(Directions) Locate every line that holds the string "name" and copy it.

-- Begin Data supplied --

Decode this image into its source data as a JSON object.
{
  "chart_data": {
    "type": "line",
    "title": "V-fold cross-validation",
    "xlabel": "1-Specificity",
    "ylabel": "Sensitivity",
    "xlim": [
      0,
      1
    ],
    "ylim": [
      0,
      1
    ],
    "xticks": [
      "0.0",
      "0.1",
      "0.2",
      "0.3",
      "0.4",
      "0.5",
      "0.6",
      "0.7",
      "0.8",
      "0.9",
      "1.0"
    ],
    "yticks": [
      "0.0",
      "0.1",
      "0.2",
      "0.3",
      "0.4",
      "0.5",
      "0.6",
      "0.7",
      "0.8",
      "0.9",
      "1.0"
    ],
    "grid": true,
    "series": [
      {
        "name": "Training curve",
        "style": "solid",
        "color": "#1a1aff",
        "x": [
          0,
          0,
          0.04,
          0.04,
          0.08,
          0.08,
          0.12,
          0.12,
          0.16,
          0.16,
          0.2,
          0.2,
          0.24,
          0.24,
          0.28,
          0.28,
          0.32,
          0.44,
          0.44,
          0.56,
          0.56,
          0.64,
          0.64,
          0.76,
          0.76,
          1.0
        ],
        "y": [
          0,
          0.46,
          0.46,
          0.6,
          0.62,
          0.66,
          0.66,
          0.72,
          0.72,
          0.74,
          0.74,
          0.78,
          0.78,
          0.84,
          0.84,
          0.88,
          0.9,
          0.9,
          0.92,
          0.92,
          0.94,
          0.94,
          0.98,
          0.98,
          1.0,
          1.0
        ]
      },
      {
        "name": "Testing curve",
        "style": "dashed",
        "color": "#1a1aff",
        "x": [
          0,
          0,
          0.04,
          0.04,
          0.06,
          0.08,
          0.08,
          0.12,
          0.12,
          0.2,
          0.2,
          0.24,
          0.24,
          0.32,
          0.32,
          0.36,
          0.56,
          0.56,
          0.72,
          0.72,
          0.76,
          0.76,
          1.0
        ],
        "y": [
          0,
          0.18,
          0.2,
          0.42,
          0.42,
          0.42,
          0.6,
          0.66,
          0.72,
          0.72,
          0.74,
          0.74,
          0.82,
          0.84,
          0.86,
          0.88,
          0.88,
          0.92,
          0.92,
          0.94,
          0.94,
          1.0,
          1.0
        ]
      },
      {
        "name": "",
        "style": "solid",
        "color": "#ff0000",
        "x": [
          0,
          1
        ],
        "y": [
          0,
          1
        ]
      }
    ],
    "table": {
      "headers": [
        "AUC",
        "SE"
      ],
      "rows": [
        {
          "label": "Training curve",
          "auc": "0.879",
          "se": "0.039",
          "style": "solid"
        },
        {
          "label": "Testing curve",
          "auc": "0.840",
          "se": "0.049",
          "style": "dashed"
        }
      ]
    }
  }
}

-- End Data supplied --

(Solution to this exercise)
        "name": "Training curve",
        "name": "Testing curve",
        "name": "",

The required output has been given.